**Aim of the exercise:** Pull every line containing the word "모니터링" from the records.

*** Data entries ***

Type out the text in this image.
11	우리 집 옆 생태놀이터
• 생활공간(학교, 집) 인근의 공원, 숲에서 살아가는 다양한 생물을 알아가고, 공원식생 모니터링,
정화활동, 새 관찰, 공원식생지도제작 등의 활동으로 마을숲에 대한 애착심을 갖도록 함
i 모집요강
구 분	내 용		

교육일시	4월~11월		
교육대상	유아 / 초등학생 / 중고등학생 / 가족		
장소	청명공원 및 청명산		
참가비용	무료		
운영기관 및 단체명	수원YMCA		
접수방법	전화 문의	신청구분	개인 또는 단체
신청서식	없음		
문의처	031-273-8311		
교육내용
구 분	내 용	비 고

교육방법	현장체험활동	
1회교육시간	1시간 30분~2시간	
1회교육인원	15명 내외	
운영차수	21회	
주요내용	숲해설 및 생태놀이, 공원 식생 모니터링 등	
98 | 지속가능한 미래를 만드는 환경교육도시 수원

***

**Answer to the exercise:**
• 생활공간(학교, 집) 인근의 공원, 숲에서 살아가는 다양한 생물을 알아가고, 공원식생 모니터링,
주요내용	숲해설 및 생태놀이, 공원 식생 모니터링 등	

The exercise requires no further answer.